Set problem -
Output the material beneath this task exactly, images excluded.
___ Recorded information
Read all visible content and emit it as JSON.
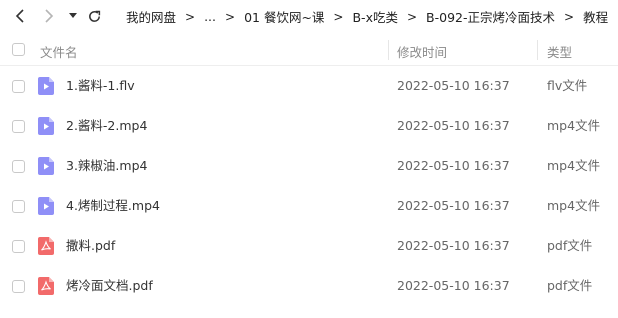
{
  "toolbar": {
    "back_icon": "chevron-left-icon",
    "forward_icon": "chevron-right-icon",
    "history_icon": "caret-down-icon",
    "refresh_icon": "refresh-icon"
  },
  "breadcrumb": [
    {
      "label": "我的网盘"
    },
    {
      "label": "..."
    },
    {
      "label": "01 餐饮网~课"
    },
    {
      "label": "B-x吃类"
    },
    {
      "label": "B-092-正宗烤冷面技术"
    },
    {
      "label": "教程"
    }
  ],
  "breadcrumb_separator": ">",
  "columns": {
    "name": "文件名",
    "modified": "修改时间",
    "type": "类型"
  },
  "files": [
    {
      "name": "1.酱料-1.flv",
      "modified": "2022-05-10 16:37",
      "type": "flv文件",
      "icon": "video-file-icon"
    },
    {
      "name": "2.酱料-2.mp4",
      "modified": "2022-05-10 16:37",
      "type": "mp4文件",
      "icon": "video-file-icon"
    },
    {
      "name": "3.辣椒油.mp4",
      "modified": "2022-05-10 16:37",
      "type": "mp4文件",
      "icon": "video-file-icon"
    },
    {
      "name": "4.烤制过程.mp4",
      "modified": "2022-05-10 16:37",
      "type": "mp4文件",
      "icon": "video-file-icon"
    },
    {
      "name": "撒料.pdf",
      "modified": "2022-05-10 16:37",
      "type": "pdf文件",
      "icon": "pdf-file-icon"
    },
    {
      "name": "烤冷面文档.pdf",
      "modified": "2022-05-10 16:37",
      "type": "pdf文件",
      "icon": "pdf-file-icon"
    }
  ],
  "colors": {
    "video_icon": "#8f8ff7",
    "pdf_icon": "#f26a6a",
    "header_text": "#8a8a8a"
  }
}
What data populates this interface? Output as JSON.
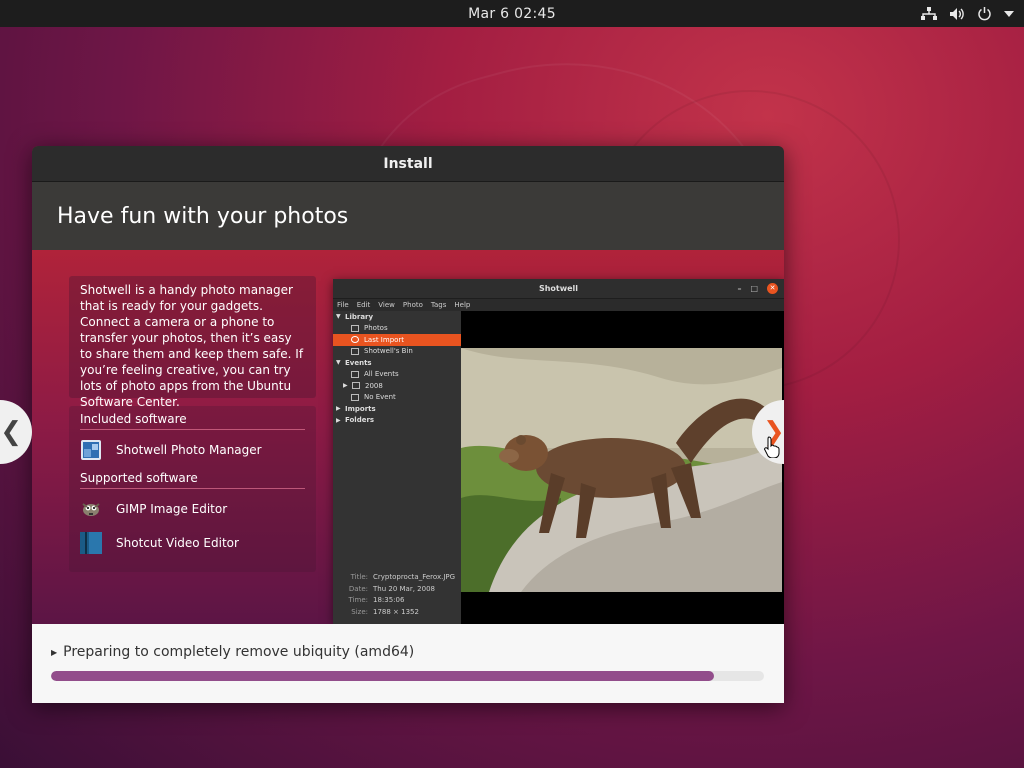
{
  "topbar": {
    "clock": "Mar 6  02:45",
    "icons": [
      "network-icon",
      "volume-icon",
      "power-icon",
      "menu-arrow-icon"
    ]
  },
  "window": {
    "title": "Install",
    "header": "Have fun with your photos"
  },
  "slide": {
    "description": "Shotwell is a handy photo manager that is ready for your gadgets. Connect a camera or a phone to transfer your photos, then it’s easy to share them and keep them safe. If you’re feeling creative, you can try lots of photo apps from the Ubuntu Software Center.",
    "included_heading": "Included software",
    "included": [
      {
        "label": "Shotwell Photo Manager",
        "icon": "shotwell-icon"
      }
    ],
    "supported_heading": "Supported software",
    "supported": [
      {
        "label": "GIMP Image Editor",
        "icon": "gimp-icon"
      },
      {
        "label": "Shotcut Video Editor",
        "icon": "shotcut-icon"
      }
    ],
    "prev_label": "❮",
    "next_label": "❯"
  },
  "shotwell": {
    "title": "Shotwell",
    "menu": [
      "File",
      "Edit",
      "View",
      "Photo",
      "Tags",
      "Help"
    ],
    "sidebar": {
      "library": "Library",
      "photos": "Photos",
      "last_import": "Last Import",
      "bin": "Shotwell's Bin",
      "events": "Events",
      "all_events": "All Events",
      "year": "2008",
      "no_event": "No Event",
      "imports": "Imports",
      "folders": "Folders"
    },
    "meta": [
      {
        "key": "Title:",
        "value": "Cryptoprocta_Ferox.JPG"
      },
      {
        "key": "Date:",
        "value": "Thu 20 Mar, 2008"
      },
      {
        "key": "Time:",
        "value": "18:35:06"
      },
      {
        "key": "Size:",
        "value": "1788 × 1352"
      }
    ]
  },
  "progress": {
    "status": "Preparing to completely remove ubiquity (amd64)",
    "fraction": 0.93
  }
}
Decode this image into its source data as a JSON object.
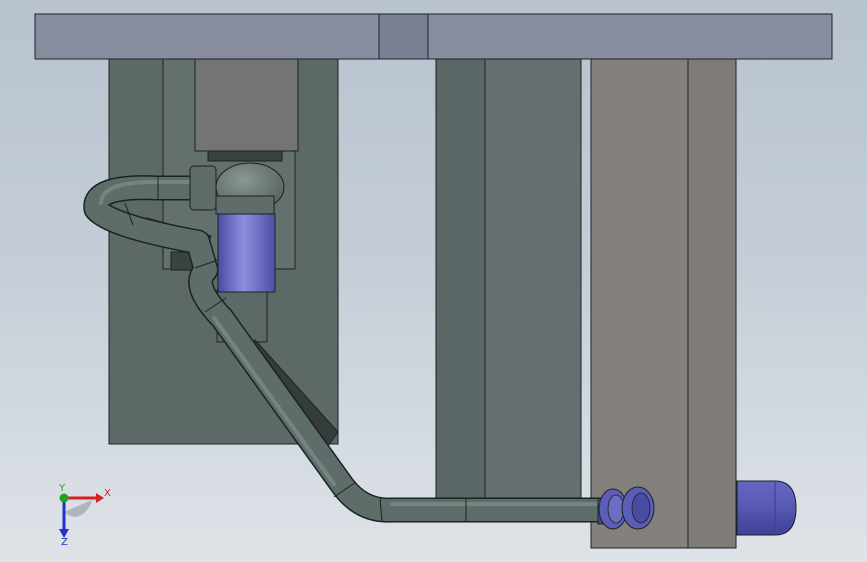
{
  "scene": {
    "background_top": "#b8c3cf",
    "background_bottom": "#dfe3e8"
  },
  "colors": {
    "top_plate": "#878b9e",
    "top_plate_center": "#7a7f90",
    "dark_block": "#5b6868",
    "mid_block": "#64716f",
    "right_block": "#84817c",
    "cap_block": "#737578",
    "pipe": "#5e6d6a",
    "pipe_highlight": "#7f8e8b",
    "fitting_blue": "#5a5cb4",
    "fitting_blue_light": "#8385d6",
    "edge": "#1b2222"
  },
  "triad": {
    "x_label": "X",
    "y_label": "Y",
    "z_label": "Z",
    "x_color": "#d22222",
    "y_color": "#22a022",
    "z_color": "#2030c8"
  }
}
______
Complete response -
Read all visible content and emit it as JSON.
{
  "toolbar": {
    "back_icon": "chevron-left-icon",
    "forward_icon": "chevron-right-icon",
    "history_icon": "caret-down-icon",
    "refresh_icon": "refresh-icon"
  },
  "breadcrumb": [
    {
      "label": "我的网盘"
    },
    {
      "label": "..."
    },
    {
      "label": "01 餐饮网~课"
    },
    {
      "label": "B-x吃类"
    },
    {
      "label": "B-092-正宗烤冷面技术"
    },
    {
      "label": "教程"
    }
  ],
  "breadcrumb_separator": ">",
  "columns": {
    "name": "文件名",
    "modified": "修改时间",
    "type": "类型"
  },
  "files": [
    {
      "name": "1.酱料-1.flv",
      "modified": "2022-05-10 16:37",
      "type": "flv文件",
      "icon": "video-file-icon"
    },
    {
      "name": "2.酱料-2.mp4",
      "modified": "2022-05-10 16:37",
      "type": "mp4文件",
      "icon": "video-file-icon"
    },
    {
      "name": "3.辣椒油.mp4",
      "modified": "2022-05-10 16:37",
      "type": "mp4文件",
      "icon": "video-file-icon"
    },
    {
      "name": "4.烤制过程.mp4",
      "modified": "2022-05-10 16:37",
      "type": "mp4文件",
      "icon": "video-file-icon"
    },
    {
      "name": "撒料.pdf",
      "modified": "2022-05-10 16:37",
      "type": "pdf文件",
      "icon": "pdf-file-icon"
    },
    {
      "name": "烤冷面文档.pdf",
      "modified": "2022-05-10 16:37",
      "type": "pdf文件",
      "icon": "pdf-file-icon"
    }
  ],
  "colors": {
    "video_icon": "#8f8ff7",
    "pdf_icon": "#f26a6a",
    "header_text": "#8a8a8a"
  }
}
What data populates this interface? Output as JSON.
{
  "topbar": {
    "clock": "Mar 6  02:45",
    "icons": [
      "network-icon",
      "volume-icon",
      "power-icon",
      "menu-arrow-icon"
    ]
  },
  "window": {
    "title": "Install",
    "header": "Have fun with your photos"
  },
  "slide": {
    "description": "Shotwell is a handy photo manager that is ready for your gadgets. Connect a camera or a phone to transfer your photos, then it’s easy to share them and keep them safe. If you’re feeling creative, you can try lots of photo apps from the Ubuntu Software Center.",
    "included_heading": "Included software",
    "included": [
      {
        "label": "Shotwell Photo Manager",
        "icon": "shotwell-icon"
      }
    ],
    "supported_heading": "Supported software",
    "supported": [
      {
        "label": "GIMP Image Editor",
        "icon": "gimp-icon"
      },
      {
        "label": "Shotcut Video Editor",
        "icon": "shotcut-icon"
      }
    ],
    "prev_label": "❮",
    "next_label": "❯"
  },
  "shotwell": {
    "title": "Shotwell",
    "menu": [
      "File",
      "Edit",
      "View",
      "Photo",
      "Tags",
      "Help"
    ],
    "sidebar": {
      "library": "Library",
      "photos": "Photos",
      "last_import": "Last Import",
      "bin": "Shotwell's Bin",
      "events": "Events",
      "all_events": "All Events",
      "year": "2008",
      "no_event": "No Event",
      "imports": "Imports",
      "folders": "Folders"
    },
    "meta": [
      {
        "key": "Title:",
        "value": "Cryptoprocta_Ferox.JPG"
      },
      {
        "key": "Date:",
        "value": "Thu 20 Mar, 2008"
      },
      {
        "key": "Time:",
        "value": "18:35:06"
      },
      {
        "key": "Size:",
        "value": "1788 × 1352"
      }
    ]
  },
  "progress": {
    "status": "Preparing to completely remove ubiquity (amd64)",
    "fraction": 0.93
  }
}
Decode this image into its source data as a JSON object.
{
  "scene": {
    "background_top": "#b8c3cf",
    "background_bottom": "#dfe3e8"
  },
  "colors": {
    "top_plate": "#878b9e",
    "top_plate_center": "#7a7f90",
    "dark_block": "#5b6868",
    "mid_block": "#64716f",
    "right_block": "#84817c",
    "cap_block": "#737578",
    "pipe": "#5e6d6a",
    "pipe_highlight": "#7f8e8b",
    "fitting_blue": "#5a5cb4",
    "fitting_blue_light": "#8385d6",
    "edge": "#1b2222"
  },
  "triad": {
    "x_label": "X",
    "y_label": "Y",
    "z_label": "Z",
    "x_color": "#d22222",
    "y_color": "#22a022",
    "z_color": "#2030c8"
  }
}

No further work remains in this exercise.